BRIEF – Look through the data and write out every line with the word "this" in it.

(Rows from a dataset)
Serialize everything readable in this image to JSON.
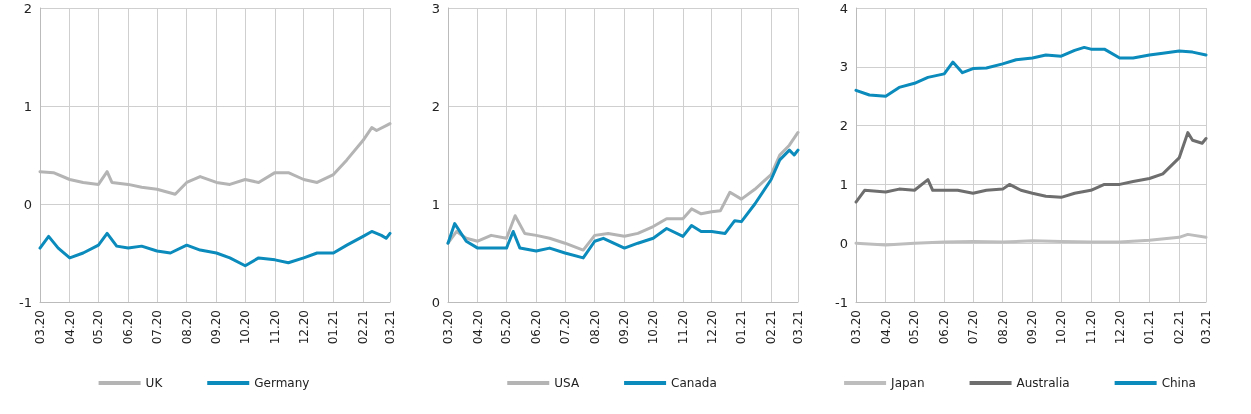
{
  "chart_data": [
    {
      "type": "line",
      "xlim": [
        "2020-03-01",
        "2021-03-01"
      ],
      "ylim": [
        -1,
        2
      ],
      "yticks": [
        -1,
        0,
        1,
        2
      ],
      "grid": true,
      "legend": "bottom",
      "marker": "none",
      "line_style": "solid",
      "xticks": [
        {
          "value": "2020-03-01",
          "label": "03.20"
        },
        {
          "value": "2020-04-01",
          "label": "04.20"
        },
        {
          "value": "2020-05-01",
          "label": "05.20"
        },
        {
          "value": "2020-06-01",
          "label": "06.20"
        },
        {
          "value": "2020-07-01",
          "label": "07.20"
        },
        {
          "value": "2020-08-01",
          "label": "08.20"
        },
        {
          "value": "2020-09-01",
          "label": "09.20"
        },
        {
          "value": "2020-10-01",
          "label": "10.20"
        },
        {
          "value": "2020-11-01",
          "label": "11.20"
        },
        {
          "value": "2020-12-01",
          "label": "12.20"
        },
        {
          "value": "2021-01-01",
          "label": "01.21"
        },
        {
          "value": "2021-02-01",
          "label": "02.21"
        },
        {
          "value": "2021-03-01",
          "label": "03.21"
        }
      ],
      "series": [
        {
          "name": "UK",
          "color": "#b4b4b4",
          "x": [
            "2020-03-01",
            "2020-03-15",
            "2020-04-01",
            "2020-04-15",
            "2020-05-01",
            "2020-05-10",
            "2020-05-15",
            "2020-06-01",
            "2020-06-15",
            "2020-07-01",
            "2020-07-20",
            "2020-08-01",
            "2020-08-15",
            "2020-09-01",
            "2020-09-15",
            "2020-10-01",
            "2020-10-15",
            "2020-11-01",
            "2020-11-15",
            "2020-12-01",
            "2020-12-15",
            "2021-01-01",
            "2021-01-15",
            "2021-02-01",
            "2021-02-10",
            "2021-02-15",
            "2021-02-25",
            "2021-03-01"
          ],
          "values": [
            0.33,
            0.32,
            0.25,
            0.22,
            0.2,
            0.33,
            0.22,
            0.2,
            0.17,
            0.15,
            0.1,
            0.22,
            0.28,
            0.22,
            0.2,
            0.25,
            0.22,
            0.32,
            0.32,
            0.25,
            0.22,
            0.3,
            0.45,
            0.65,
            0.78,
            0.75,
            0.8,
            0.82
          ]
        },
        {
          "name": "Germany",
          "color": "#0a8bbb",
          "x": [
            "2020-03-01",
            "2020-03-10",
            "2020-03-20",
            "2020-04-01",
            "2020-04-15",
            "2020-05-01",
            "2020-05-10",
            "2020-05-20",
            "2020-06-01",
            "2020-06-15",
            "2020-07-01",
            "2020-07-15",
            "2020-08-01",
            "2020-08-15",
            "2020-09-01",
            "2020-09-15",
            "2020-10-01",
            "2020-10-15",
            "2020-11-01",
            "2020-11-15",
            "2020-12-01",
            "2020-12-15",
            "2021-01-01",
            "2021-01-15",
            "2021-02-01",
            "2021-02-10",
            "2021-02-20",
            "2021-02-25",
            "2021-03-01"
          ],
          "values": [
            -0.45,
            -0.33,
            -0.45,
            -0.55,
            -0.5,
            -0.42,
            -0.3,
            -0.43,
            -0.45,
            -0.43,
            -0.48,
            -0.5,
            -0.42,
            -0.47,
            -0.5,
            -0.55,
            -0.63,
            -0.55,
            -0.57,
            -0.6,
            -0.55,
            -0.5,
            -0.5,
            -0.42,
            -0.33,
            -0.28,
            -0.32,
            -0.35,
            -0.3
          ]
        }
      ]
    },
    {
      "type": "line",
      "xlim": [
        "2020-03-01",
        "2021-03-01"
      ],
      "ylim": [
        0,
        3
      ],
      "yticks": [
        0,
        1,
        2,
        3
      ],
      "grid": true,
      "legend": "bottom",
      "marker": "none",
      "line_style": "solid",
      "xticks": [
        {
          "value": "2020-03-01",
          "label": "03.20"
        },
        {
          "value": "2020-04-01",
          "label": "04.20"
        },
        {
          "value": "2020-05-01",
          "label": "05.20"
        },
        {
          "value": "2020-06-01",
          "label": "06.20"
        },
        {
          "value": "2020-07-01",
          "label": "07.20"
        },
        {
          "value": "2020-08-01",
          "label": "08.20"
        },
        {
          "value": "2020-09-01",
          "label": "09.20"
        },
        {
          "value": "2020-10-01",
          "label": "10.20"
        },
        {
          "value": "2020-11-01",
          "label": "11.20"
        },
        {
          "value": "2020-12-01",
          "label": "12.20"
        },
        {
          "value": "2021-01-01",
          "label": "01.21"
        },
        {
          "value": "2021-02-01",
          "label": "02.21"
        },
        {
          "value": "2021-03-01",
          "label": "03.21"
        }
      ],
      "series": [
        {
          "name": "USA",
          "color": "#b4b4b4",
          "x": [
            "2020-03-01",
            "2020-03-10",
            "2020-03-20",
            "2020-04-01",
            "2020-04-15",
            "2020-05-01",
            "2020-05-10",
            "2020-05-20",
            "2020-06-01",
            "2020-06-15",
            "2020-07-01",
            "2020-07-20",
            "2020-08-01",
            "2020-08-15",
            "2020-09-01",
            "2020-09-15",
            "2020-10-01",
            "2020-10-15",
            "2020-11-01",
            "2020-11-10",
            "2020-11-20",
            "2020-12-01",
            "2020-12-10",
            "2020-12-20",
            "2021-01-01",
            "2021-01-15",
            "2021-02-01",
            "2021-02-10",
            "2021-02-20",
            "2021-03-01"
          ],
          "values": [
            0.6,
            0.72,
            0.65,
            0.62,
            0.68,
            0.65,
            0.88,
            0.7,
            0.68,
            0.65,
            0.6,
            0.53,
            0.68,
            0.7,
            0.67,
            0.7,
            0.77,
            0.85,
            0.85,
            0.95,
            0.9,
            0.92,
            0.93,
            1.12,
            1.05,
            1.15,
            1.3,
            1.5,
            1.6,
            1.73
          ]
        },
        {
          "name": "Canada",
          "color": "#0a8bbb",
          "x": [
            "2020-03-01",
            "2020-03-08",
            "2020-03-20",
            "2020-04-01",
            "2020-04-15",
            "2020-05-01",
            "2020-05-08",
            "2020-05-15",
            "2020-06-01",
            "2020-06-15",
            "2020-07-01",
            "2020-07-20",
            "2020-08-01",
            "2020-08-10",
            "2020-09-01",
            "2020-09-15",
            "2020-10-01",
            "2020-10-15",
            "2020-11-01",
            "2020-11-10",
            "2020-11-20",
            "2020-12-01",
            "2020-12-15",
            "2020-12-25",
            "2021-01-01",
            "2021-01-15",
            "2021-02-01",
            "2021-02-10",
            "2021-02-20",
            "2021-02-25",
            "2021-03-01"
          ],
          "values": [
            0.6,
            0.8,
            0.62,
            0.55,
            0.55,
            0.55,
            0.72,
            0.55,
            0.52,
            0.55,
            0.5,
            0.45,
            0.62,
            0.65,
            0.55,
            0.6,
            0.65,
            0.75,
            0.67,
            0.78,
            0.72,
            0.72,
            0.7,
            0.83,
            0.82,
            1.0,
            1.25,
            1.45,
            1.55,
            1.5,
            1.55
          ]
        }
      ]
    },
    {
      "type": "line",
      "xlim": [
        "2020-03-01",
        "2021-03-01"
      ],
      "ylim": [
        -1,
        4
      ],
      "yticks": [
        -1,
        0,
        1,
        2,
        3,
        4
      ],
      "grid": true,
      "legend": "bottom",
      "marker": "none",
      "line_style": "solid",
      "xticks": [
        {
          "value": "2020-03-01",
          "label": "03.20"
        },
        {
          "value": "2020-04-01",
          "label": "04.20"
        },
        {
          "value": "2020-05-01",
          "label": "05.20"
        },
        {
          "value": "2020-06-01",
          "label": "06.20"
        },
        {
          "value": "2020-07-01",
          "label": "07.20"
        },
        {
          "value": "2020-08-01",
          "label": "08.20"
        },
        {
          "value": "2020-09-01",
          "label": "09.20"
        },
        {
          "value": "2020-10-01",
          "label": "10.20"
        },
        {
          "value": "2020-11-01",
          "label": "11.20"
        },
        {
          "value": "2020-12-01",
          "label": "12.20"
        },
        {
          "value": "2021-01-01",
          "label": "01.21"
        },
        {
          "value": "2021-02-01",
          "label": "02.21"
        },
        {
          "value": "2021-03-01",
          "label": "03.21"
        }
      ],
      "series": [
        {
          "name": "Japan",
          "color": "#bdbdbd",
          "x": [
            "2020-03-01",
            "2020-04-01",
            "2020-05-01",
            "2020-06-01",
            "2020-07-01",
            "2020-08-01",
            "2020-09-01",
            "2020-10-01",
            "2020-11-01",
            "2020-12-01",
            "2021-01-01",
            "2021-02-01",
            "2021-02-10",
            "2021-03-01"
          ],
          "values": [
            0.0,
            -0.03,
            0.0,
            0.02,
            0.03,
            0.02,
            0.04,
            0.03,
            0.02,
            0.02,
            0.05,
            0.1,
            0.15,
            0.1
          ]
        },
        {
          "name": "Australia",
          "color": "#6e6e6e",
          "x": [
            "2020-03-01",
            "2020-03-10",
            "2020-04-01",
            "2020-04-15",
            "2020-05-01",
            "2020-05-15",
            "2020-05-20",
            "2020-06-01",
            "2020-06-15",
            "2020-07-01",
            "2020-07-15",
            "2020-08-01",
            "2020-08-08",
            "2020-08-20",
            "2020-09-01",
            "2020-09-15",
            "2020-10-01",
            "2020-10-15",
            "2020-11-01",
            "2020-11-15",
            "2020-12-01",
            "2020-12-15",
            "2021-01-01",
            "2021-01-15",
            "2021-02-01",
            "2021-02-10",
            "2021-02-15",
            "2021-02-25",
            "2021-03-01"
          ],
          "values": [
            0.7,
            0.9,
            0.87,
            0.92,
            0.9,
            1.08,
            0.9,
            0.9,
            0.9,
            0.85,
            0.9,
            0.92,
            1.0,
            0.9,
            0.85,
            0.8,
            0.78,
            0.85,
            0.9,
            1.0,
            1.0,
            1.05,
            1.1,
            1.18,
            1.45,
            1.88,
            1.75,
            1.7,
            1.78
          ]
        },
        {
          "name": "China",
          "color": "#0a8bbb",
          "x": [
            "2020-03-01",
            "2020-03-15",
            "2020-04-01",
            "2020-04-15",
            "2020-05-01",
            "2020-05-15",
            "2020-06-01",
            "2020-06-10",
            "2020-06-20",
            "2020-07-01",
            "2020-07-15",
            "2020-08-01",
            "2020-08-15",
            "2020-09-01",
            "2020-09-15",
            "2020-10-01",
            "2020-10-15",
            "2020-10-25",
            "2020-11-01",
            "2020-11-15",
            "2020-12-01",
            "2020-12-15",
            "2021-01-01",
            "2021-01-15",
            "2021-02-01",
            "2021-02-15",
            "2021-03-01"
          ],
          "values": [
            2.6,
            2.52,
            2.5,
            2.65,
            2.72,
            2.82,
            2.88,
            3.08,
            2.9,
            2.97,
            2.98,
            3.05,
            3.12,
            3.15,
            3.2,
            3.18,
            3.28,
            3.33,
            3.3,
            3.3,
            3.15,
            3.15,
            3.2,
            3.23,
            3.27,
            3.25,
            3.2
          ]
        }
      ]
    }
  ]
}
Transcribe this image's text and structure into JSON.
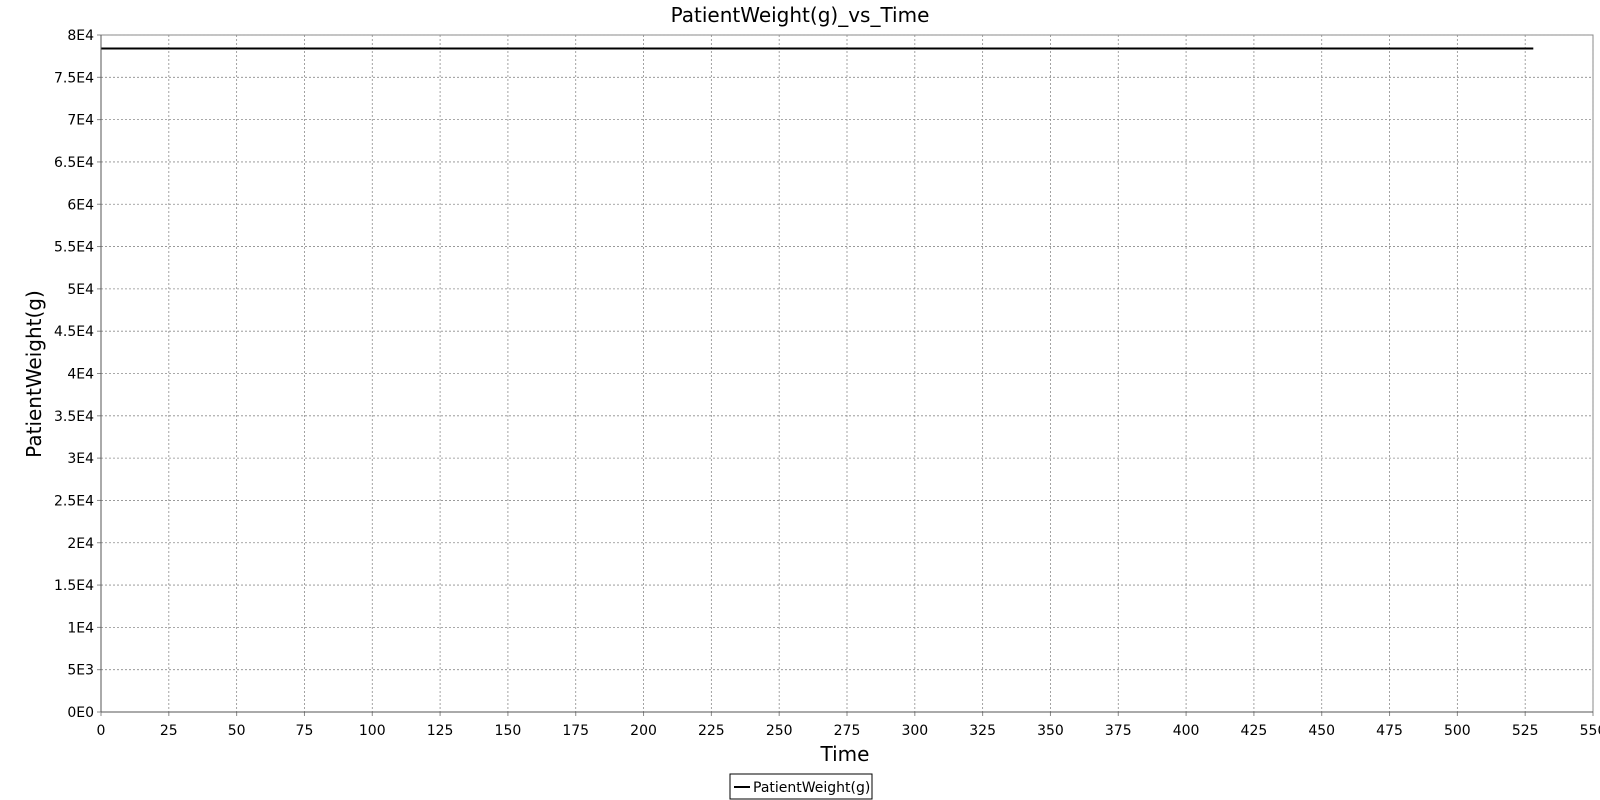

REPLY –
Serialize everything readable in this image to JSON.
Transcribe this image's text and structure into JSON.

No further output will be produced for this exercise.